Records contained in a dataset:
........

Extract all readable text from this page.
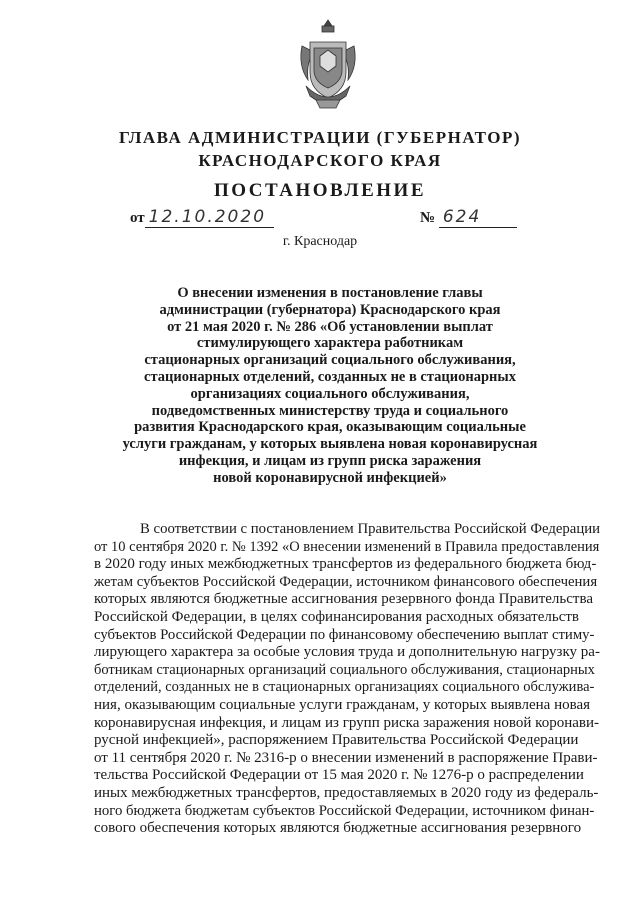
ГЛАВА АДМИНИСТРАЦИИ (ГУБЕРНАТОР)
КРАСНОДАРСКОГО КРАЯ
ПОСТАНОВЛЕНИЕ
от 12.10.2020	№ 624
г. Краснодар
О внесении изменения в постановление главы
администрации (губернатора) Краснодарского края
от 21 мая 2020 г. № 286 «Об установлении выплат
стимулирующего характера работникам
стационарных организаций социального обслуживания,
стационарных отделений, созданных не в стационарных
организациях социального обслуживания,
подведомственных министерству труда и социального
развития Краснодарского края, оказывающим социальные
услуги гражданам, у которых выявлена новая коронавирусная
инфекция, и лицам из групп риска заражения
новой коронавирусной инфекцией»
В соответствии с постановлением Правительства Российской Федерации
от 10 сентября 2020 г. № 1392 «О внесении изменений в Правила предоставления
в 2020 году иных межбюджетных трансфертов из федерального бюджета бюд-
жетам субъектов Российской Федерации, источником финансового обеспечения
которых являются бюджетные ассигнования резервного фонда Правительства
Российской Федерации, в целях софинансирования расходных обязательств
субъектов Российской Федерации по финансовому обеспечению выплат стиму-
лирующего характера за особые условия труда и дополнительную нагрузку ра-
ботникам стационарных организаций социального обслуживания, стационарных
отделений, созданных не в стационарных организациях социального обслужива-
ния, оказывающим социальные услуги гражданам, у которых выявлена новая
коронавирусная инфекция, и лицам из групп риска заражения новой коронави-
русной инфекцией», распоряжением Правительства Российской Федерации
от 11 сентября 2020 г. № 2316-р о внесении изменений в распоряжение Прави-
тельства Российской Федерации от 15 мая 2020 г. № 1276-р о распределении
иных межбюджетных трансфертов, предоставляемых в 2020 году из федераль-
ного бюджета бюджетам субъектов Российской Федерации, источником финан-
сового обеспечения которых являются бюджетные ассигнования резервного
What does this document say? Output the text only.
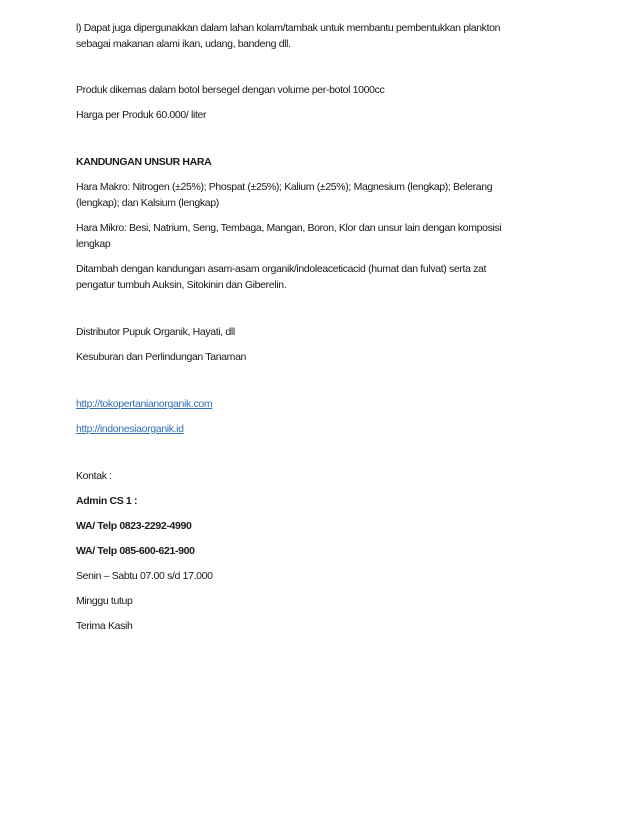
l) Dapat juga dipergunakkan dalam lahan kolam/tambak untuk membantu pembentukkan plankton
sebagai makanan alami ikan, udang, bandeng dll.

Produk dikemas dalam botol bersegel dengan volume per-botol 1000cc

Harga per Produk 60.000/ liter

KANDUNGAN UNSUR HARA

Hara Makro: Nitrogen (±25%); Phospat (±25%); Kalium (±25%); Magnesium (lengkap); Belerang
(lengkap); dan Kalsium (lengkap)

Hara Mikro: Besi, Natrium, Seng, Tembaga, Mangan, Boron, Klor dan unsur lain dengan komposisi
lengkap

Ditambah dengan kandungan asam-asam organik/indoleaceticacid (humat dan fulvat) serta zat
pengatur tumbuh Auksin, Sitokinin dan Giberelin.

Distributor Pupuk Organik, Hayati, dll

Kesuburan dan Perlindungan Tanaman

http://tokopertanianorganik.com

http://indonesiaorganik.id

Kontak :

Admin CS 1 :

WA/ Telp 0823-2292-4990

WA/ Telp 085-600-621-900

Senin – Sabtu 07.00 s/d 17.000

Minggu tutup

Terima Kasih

........

GOAL: Every line from the one containing "What does this" through the end of the entries above, both included, should be extracted exactly, with pictures left out.

SOLUTION TO THIS EXERCISE:
What does this document say? Output the text only.
l) Dapat juga dipergunakkan dalam lahan kolam/tambak untuk membantu pembentukkan plankton
sebagai makanan alami ikan, udang, bandeng dll.

Produk dikemas dalam botol bersegel dengan volume per-botol 1000cc

Harga per Produk 60.000/ liter

KANDUNGAN UNSUR HARA

Hara Makro: Nitrogen (±25%); Phospat (±25%); Kalium (±25%); Magnesium (lengkap); Belerang
(lengkap); dan Kalsium (lengkap)

Hara Mikro: Besi, Natrium, Seng, Tembaga, Mangan, Boron, Klor dan unsur lain dengan komposisi
lengkap

Ditambah dengan kandungan asam-asam organik/indoleaceticacid (humat dan fulvat) serta zat
pengatur tumbuh Auksin, Sitokinin dan Giberelin.

Distributor Pupuk Organik, Hayati, dll

Kesuburan dan Perlindungan Tanaman

http://tokopertanianorganik.com

http://indonesiaorganik.id

Kontak :

Admin CS 1 :

WA/ Telp 0823-2292-4990

WA/ Telp 085-600-621-900

Senin – Sabtu 07.00 s/d 17.000

Minggu tutup

Terima Kasih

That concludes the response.